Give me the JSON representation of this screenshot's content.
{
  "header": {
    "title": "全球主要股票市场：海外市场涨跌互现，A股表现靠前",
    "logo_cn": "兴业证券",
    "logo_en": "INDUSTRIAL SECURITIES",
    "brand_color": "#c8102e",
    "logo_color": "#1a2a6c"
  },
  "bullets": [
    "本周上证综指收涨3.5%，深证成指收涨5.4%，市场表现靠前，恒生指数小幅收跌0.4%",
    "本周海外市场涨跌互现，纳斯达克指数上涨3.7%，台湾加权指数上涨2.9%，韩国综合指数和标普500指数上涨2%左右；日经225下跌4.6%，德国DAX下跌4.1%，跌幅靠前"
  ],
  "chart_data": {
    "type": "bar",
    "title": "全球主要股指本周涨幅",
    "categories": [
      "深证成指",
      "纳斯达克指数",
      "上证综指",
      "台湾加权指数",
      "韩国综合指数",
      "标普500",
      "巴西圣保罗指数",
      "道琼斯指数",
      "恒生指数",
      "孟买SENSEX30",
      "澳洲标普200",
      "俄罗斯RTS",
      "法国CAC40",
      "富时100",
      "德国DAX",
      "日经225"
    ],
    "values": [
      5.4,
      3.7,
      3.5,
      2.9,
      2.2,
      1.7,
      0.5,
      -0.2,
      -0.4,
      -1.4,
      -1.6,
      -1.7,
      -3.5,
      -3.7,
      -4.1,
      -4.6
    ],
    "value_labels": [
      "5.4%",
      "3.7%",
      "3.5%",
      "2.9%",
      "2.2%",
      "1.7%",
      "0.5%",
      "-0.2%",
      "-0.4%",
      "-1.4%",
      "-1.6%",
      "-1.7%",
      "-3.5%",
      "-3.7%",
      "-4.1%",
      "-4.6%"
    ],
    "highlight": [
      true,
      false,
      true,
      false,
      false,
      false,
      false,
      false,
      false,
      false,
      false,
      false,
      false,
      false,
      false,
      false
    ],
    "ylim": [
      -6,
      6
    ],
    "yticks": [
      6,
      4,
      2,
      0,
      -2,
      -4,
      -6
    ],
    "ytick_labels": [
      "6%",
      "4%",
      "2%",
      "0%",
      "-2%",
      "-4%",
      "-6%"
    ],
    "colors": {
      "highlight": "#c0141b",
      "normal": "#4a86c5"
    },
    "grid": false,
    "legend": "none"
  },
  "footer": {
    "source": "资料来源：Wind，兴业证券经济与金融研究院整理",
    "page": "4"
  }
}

◆ ◆ ◆

§ **AIM OF THE TASK**: Output every entry shown above, exactly.

§ **WRITTEN RESPONSE**:
Give me the JSON representation of this screenshot's content.
{
  "header": {
    "title": "全球主要股票市场：海外市场涨跌互现，A股表现靠前",
    "logo_cn": "兴业证券",
    "logo_en": "INDUSTRIAL SECURITIES",
    "brand_color": "#c8102e",
    "logo_color": "#1a2a6c"
  },
  "bullets": [
    "本周上证综指收涨3.5%，深证成指收涨5.4%，市场表现靠前，恒生指数小幅收跌0.4%",
    "本周海外市场涨跌互现，纳斯达克指数上涨3.7%，台湾加权指数上涨2.9%，韩国综合指数和标普500指数上涨2%左右；日经225下跌4.6%，德国DAX下跌4.1%，跌幅靠前"
  ],
  "chart_data": {
    "type": "bar",
    "title": "全球主要股指本周涨幅",
    "categories": [
      "深证成指",
      "纳斯达克指数",
      "上证综指",
      "台湾加权指数",
      "韩国综合指数",
      "标普500",
      "巴西圣保罗指数",
      "道琼斯指数",
      "恒生指数",
      "孟买SENSEX30",
      "澳洲标普200",
      "俄罗斯RTS",
      "法国CAC40",
      "富时100",
      "德国DAX",
      "日经225"
    ],
    "values": [
      5.4,
      3.7,
      3.5,
      2.9,
      2.2,
      1.7,
      0.5,
      -0.2,
      -0.4,
      -1.4,
      -1.6,
      -1.7,
      -3.5,
      -3.7,
      -4.1,
      -4.6
    ],
    "value_labels": [
      "5.4%",
      "3.7%",
      "3.5%",
      "2.9%",
      "2.2%",
      "1.7%",
      "0.5%",
      "-0.2%",
      "-0.4%",
      "-1.4%",
      "-1.6%",
      "-1.7%",
      "-3.5%",
      "-3.7%",
      "-4.1%",
      "-4.6%"
    ],
    "highlight": [
      true,
      false,
      true,
      false,
      false,
      false,
      false,
      false,
      false,
      false,
      false,
      false,
      false,
      false,
      false,
      false
    ],
    "ylim": [
      -6,
      6
    ],
    "yticks": [
      6,
      4,
      2,
      0,
      -2,
      -4,
      -6
    ],
    "ytick_labels": [
      "6%",
      "4%",
      "2%",
      "0%",
      "-2%",
      "-4%",
      "-6%"
    ],
    "colors": {
      "highlight": "#c0141b",
      "normal": "#4a86c5"
    },
    "grid": false,
    "legend": "none"
  },
  "footer": {
    "source": "资料来源：Wind，兴业证券经济与金融研究院整理",
    "page": "4"
  }
}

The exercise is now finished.